## Given instruction
Copy the data word for word, keeping every line.

## Data for this task
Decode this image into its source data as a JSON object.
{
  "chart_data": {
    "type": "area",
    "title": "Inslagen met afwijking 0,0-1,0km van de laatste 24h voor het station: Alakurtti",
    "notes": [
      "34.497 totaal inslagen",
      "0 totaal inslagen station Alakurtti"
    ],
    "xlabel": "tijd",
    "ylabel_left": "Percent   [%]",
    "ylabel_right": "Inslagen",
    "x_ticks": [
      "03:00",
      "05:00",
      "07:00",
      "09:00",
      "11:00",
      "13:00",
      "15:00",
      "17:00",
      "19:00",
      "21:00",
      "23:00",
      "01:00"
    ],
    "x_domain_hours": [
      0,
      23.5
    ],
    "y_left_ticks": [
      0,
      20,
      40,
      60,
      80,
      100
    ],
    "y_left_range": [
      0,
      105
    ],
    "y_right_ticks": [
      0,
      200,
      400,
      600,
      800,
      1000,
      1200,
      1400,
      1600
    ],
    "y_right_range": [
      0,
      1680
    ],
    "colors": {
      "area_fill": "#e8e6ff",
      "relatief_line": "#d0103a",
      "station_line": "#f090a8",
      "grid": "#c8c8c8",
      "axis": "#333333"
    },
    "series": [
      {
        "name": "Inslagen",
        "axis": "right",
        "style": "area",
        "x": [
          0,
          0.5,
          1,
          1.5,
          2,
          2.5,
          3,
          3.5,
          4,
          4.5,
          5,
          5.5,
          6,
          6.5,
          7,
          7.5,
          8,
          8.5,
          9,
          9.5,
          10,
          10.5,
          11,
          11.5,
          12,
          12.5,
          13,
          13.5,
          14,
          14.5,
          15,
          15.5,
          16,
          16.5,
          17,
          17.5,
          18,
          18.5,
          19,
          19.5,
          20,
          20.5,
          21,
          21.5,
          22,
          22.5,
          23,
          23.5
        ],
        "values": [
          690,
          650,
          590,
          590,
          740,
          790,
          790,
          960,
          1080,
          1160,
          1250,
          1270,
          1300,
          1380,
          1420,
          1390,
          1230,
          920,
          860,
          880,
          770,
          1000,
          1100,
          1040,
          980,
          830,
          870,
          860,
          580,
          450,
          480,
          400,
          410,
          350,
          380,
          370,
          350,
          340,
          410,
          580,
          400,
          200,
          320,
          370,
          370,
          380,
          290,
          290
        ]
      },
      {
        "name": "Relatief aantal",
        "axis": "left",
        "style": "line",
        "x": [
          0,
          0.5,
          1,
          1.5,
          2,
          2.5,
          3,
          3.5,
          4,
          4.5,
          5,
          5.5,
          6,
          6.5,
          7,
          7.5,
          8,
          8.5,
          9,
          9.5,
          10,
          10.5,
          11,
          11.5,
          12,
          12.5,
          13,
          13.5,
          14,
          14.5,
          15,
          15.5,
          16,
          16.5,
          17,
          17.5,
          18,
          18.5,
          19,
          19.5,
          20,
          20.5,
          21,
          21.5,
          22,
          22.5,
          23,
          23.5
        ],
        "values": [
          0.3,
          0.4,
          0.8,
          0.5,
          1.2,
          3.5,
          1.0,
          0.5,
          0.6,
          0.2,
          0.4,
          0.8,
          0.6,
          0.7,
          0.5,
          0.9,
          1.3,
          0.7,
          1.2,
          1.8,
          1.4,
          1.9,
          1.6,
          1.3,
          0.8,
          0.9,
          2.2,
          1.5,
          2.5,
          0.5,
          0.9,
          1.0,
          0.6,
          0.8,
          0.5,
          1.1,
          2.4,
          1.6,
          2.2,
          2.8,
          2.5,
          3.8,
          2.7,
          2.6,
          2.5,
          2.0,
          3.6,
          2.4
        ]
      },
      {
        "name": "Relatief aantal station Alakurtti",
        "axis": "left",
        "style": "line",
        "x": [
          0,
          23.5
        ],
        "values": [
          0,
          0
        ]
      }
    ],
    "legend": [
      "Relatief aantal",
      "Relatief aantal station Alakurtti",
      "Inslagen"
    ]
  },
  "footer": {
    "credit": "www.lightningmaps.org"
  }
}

## Problem solution
Decode this image into its source data as a JSON object.
{
  "chart_data": {
    "type": "area",
    "title": "Inslagen met afwijking 0,0-1,0km van de laatste 24h voor het station: Alakurtti",
    "notes": [
      "34.497 totaal inslagen",
      "0 totaal inslagen station Alakurtti"
    ],
    "xlabel": "tijd",
    "ylabel_left": "Percent   [%]",
    "ylabel_right": "Inslagen",
    "x_ticks": [
      "03:00",
      "05:00",
      "07:00",
      "09:00",
      "11:00",
      "13:00",
      "15:00",
      "17:00",
      "19:00",
      "21:00",
      "23:00",
      "01:00"
    ],
    "x_domain_hours": [
      0,
      23.5
    ],
    "y_left_ticks": [
      0,
      20,
      40,
      60,
      80,
      100
    ],
    "y_left_range": [
      0,
      105
    ],
    "y_right_ticks": [
      0,
      200,
      400,
      600,
      800,
      1000,
      1200,
      1400,
      1600
    ],
    "y_right_range": [
      0,
      1680
    ],
    "colors": {
      "area_fill": "#e8e6ff",
      "relatief_line": "#d0103a",
      "station_line": "#f090a8",
      "grid": "#c8c8c8",
      "axis": "#333333"
    },
    "series": [
      {
        "name": "Inslagen",
        "axis": "right",
        "style": "area",
        "x": [
          0,
          0.5,
          1,
          1.5,
          2,
          2.5,
          3,
          3.5,
          4,
          4.5,
          5,
          5.5,
          6,
          6.5,
          7,
          7.5,
          8,
          8.5,
          9,
          9.5,
          10,
          10.5,
          11,
          11.5,
          12,
          12.5,
          13,
          13.5,
          14,
          14.5,
          15,
          15.5,
          16,
          16.5,
          17,
          17.5,
          18,
          18.5,
          19,
          19.5,
          20,
          20.5,
          21,
          21.5,
          22,
          22.5,
          23,
          23.5
        ],
        "values": [
          690,
          650,
          590,
          590,
          740,
          790,
          790,
          960,
          1080,
          1160,
          1250,
          1270,
          1300,
          1380,
          1420,
          1390,
          1230,
          920,
          860,
          880,
          770,
          1000,
          1100,
          1040,
          980,
          830,
          870,
          860,
          580,
          450,
          480,
          400,
          410,
          350,
          380,
          370,
          350,
          340,
          410,
          580,
          400,
          200,
          320,
          370,
          370,
          380,
          290,
          290
        ]
      },
      {
        "name": "Relatief aantal",
        "axis": "left",
        "style": "line",
        "x": [
          0,
          0.5,
          1,
          1.5,
          2,
          2.5,
          3,
          3.5,
          4,
          4.5,
          5,
          5.5,
          6,
          6.5,
          7,
          7.5,
          8,
          8.5,
          9,
          9.5,
          10,
          10.5,
          11,
          11.5,
          12,
          12.5,
          13,
          13.5,
          14,
          14.5,
          15,
          15.5,
          16,
          16.5,
          17,
          17.5,
          18,
          18.5,
          19,
          19.5,
          20,
          20.5,
          21,
          21.5,
          22,
          22.5,
          23,
          23.5
        ],
        "values": [
          0.3,
          0.4,
          0.8,
          0.5,
          1.2,
          3.5,
          1.0,
          0.5,
          0.6,
          0.2,
          0.4,
          0.8,
          0.6,
          0.7,
          0.5,
          0.9,
          1.3,
          0.7,
          1.2,
          1.8,
          1.4,
          1.9,
          1.6,
          1.3,
          0.8,
          0.9,
          2.2,
          1.5,
          2.5,
          0.5,
          0.9,
          1.0,
          0.6,
          0.8,
          0.5,
          1.1,
          2.4,
          1.6,
          2.2,
          2.8,
          2.5,
          3.8,
          2.7,
          2.6,
          2.5,
          2.0,
          3.6,
          2.4
        ]
      },
      {
        "name": "Relatief aantal station Alakurtti",
        "axis": "left",
        "style": "line",
        "x": [
          0,
          23.5
        ],
        "values": [
          0,
          0
        ]
      }
    ],
    "legend": [
      "Relatief aantal",
      "Relatief aantal station Alakurtti",
      "Inslagen"
    ]
  },
  "footer": {
    "credit": "www.lightningmaps.org"
  }
}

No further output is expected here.